──────── Stored rows
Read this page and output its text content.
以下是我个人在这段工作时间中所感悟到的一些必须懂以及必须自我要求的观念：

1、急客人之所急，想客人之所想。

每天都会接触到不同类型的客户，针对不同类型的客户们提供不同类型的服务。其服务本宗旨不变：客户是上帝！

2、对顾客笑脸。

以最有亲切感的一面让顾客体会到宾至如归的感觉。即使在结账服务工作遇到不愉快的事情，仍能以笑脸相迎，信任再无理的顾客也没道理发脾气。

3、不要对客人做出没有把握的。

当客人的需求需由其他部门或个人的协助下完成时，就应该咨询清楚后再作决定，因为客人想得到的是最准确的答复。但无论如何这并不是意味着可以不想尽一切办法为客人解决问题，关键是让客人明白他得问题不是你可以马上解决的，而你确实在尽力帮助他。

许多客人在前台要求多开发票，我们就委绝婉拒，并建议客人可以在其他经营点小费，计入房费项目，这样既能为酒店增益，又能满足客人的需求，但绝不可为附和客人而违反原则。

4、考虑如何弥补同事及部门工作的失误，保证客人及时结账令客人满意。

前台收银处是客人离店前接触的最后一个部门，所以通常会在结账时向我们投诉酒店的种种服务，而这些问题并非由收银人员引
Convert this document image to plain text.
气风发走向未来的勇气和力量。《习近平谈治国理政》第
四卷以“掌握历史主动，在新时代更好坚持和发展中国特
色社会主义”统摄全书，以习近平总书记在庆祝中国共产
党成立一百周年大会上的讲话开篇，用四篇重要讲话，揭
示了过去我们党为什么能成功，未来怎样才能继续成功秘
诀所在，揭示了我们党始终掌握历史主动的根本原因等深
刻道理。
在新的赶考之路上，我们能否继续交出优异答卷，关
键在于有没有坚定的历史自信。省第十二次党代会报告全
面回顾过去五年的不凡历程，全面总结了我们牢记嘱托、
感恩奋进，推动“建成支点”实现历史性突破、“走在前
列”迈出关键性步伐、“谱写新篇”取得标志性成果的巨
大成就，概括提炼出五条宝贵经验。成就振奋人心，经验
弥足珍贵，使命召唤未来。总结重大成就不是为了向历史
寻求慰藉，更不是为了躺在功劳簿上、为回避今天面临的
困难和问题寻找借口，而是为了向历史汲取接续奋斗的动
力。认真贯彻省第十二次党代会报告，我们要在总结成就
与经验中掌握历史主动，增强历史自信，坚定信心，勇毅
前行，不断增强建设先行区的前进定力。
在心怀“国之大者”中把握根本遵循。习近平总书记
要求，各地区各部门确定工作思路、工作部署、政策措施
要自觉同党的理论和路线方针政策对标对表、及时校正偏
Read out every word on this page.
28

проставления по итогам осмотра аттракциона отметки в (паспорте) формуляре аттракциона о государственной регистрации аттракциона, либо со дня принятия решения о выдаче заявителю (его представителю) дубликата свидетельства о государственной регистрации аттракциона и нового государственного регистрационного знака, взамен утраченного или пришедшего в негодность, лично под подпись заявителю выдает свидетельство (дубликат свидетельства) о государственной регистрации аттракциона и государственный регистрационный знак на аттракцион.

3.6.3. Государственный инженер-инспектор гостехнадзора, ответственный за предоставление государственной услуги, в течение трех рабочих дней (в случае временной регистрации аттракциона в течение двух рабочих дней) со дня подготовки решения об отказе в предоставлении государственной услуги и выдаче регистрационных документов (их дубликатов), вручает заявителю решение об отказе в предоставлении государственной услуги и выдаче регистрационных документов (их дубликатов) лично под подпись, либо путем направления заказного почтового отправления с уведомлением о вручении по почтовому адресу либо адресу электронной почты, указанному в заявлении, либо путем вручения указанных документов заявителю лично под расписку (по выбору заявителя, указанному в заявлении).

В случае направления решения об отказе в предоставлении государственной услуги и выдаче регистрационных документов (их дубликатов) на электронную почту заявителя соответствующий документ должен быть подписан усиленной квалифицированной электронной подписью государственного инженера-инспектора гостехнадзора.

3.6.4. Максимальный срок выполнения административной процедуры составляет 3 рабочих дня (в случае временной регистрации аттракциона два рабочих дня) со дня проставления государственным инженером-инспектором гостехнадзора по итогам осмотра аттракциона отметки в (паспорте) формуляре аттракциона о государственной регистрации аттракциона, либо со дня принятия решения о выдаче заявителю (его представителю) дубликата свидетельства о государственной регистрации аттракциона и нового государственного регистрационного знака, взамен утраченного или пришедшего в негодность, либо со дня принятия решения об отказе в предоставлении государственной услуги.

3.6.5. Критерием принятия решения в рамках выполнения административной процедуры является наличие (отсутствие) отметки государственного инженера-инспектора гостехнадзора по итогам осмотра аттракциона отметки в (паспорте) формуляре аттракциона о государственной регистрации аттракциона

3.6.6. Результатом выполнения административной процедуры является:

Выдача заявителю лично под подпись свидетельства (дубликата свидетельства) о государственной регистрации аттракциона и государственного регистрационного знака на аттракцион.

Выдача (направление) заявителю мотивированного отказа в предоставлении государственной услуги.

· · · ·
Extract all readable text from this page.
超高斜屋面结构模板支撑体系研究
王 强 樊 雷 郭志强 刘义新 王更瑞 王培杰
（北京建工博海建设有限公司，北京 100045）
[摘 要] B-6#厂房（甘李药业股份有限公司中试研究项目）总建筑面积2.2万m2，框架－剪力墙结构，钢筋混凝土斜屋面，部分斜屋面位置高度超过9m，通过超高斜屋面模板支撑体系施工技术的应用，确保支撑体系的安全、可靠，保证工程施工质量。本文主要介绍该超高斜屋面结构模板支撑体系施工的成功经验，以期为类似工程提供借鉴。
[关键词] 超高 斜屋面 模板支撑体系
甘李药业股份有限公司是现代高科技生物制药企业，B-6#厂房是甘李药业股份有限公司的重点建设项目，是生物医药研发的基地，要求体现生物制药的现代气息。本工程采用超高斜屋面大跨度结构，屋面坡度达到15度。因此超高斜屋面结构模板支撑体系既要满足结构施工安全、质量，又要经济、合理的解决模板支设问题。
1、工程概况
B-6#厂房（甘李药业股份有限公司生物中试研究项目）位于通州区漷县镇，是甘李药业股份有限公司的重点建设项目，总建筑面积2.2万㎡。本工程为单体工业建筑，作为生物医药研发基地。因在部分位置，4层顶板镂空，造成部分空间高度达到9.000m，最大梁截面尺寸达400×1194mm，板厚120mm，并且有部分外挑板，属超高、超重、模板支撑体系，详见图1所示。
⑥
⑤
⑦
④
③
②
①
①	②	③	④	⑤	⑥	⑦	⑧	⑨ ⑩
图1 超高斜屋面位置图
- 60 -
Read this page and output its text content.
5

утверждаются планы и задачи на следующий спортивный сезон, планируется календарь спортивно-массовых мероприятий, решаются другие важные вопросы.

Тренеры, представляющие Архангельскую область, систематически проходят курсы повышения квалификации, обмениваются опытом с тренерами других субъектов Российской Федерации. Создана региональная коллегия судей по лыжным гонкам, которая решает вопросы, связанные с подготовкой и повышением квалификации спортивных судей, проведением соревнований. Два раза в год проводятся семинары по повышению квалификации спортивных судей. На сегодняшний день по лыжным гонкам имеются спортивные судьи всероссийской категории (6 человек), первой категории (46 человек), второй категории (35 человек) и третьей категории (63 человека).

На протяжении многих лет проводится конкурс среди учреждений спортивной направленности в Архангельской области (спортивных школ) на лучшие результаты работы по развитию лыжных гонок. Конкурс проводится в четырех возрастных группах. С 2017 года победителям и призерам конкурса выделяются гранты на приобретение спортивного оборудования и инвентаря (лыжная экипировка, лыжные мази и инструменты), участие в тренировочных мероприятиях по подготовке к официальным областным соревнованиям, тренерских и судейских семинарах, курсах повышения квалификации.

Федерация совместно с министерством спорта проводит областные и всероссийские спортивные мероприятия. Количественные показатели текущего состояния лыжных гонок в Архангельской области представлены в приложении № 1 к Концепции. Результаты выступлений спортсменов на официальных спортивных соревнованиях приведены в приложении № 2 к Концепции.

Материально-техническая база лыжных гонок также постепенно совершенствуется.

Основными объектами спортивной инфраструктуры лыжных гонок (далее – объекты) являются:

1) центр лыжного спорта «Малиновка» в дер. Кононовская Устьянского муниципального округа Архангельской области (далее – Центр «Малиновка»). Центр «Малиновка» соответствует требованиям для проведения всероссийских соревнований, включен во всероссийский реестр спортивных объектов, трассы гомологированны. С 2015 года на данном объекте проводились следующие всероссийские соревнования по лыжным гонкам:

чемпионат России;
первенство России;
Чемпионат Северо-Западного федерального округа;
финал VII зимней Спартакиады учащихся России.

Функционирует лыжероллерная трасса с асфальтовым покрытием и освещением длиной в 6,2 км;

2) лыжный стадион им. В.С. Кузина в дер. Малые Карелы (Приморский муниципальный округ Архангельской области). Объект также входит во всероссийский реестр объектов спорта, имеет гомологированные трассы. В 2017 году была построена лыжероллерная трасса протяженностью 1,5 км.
────────────────
- [Direction]: Collect, from the material above, every line containing the word "соревнований".

- [Exercise response]:
Тренеры, представляющие Архангельскую область, систематически проходят курсы повышения квалификации, обмениваются опытом с тренерами других субъектов Российской Федерации. Создана региональная коллегия судей по лыжным гонкам, которая решает вопросы, связанные с подготовкой и повышением квалификации спортивных судей, проведением соревнований. Два раза в год проводятся семинары по повышению квалификации спортивных судей. На сегодняшний день по лыжным гонкам имеются спортивные судьи всероссийской категории (6 человек), первой категории (46 человек), второй категории (35 человек) и третьей категории (63 человека).
1) центр лыжного спорта «Малиновка» в дер. Кононовская Устьянского муниципального округа Архангельской области (далее – Центр «Малиновка»). Центр «Малиновка» соответствует требованиям для проведения всероссийских соревнований, включен во всероссийский реестр спортивных объектов, трассы гомологированны. С 2015 года на данном объекте проводились следующие всероссийские соревнования по лыжным гонкам:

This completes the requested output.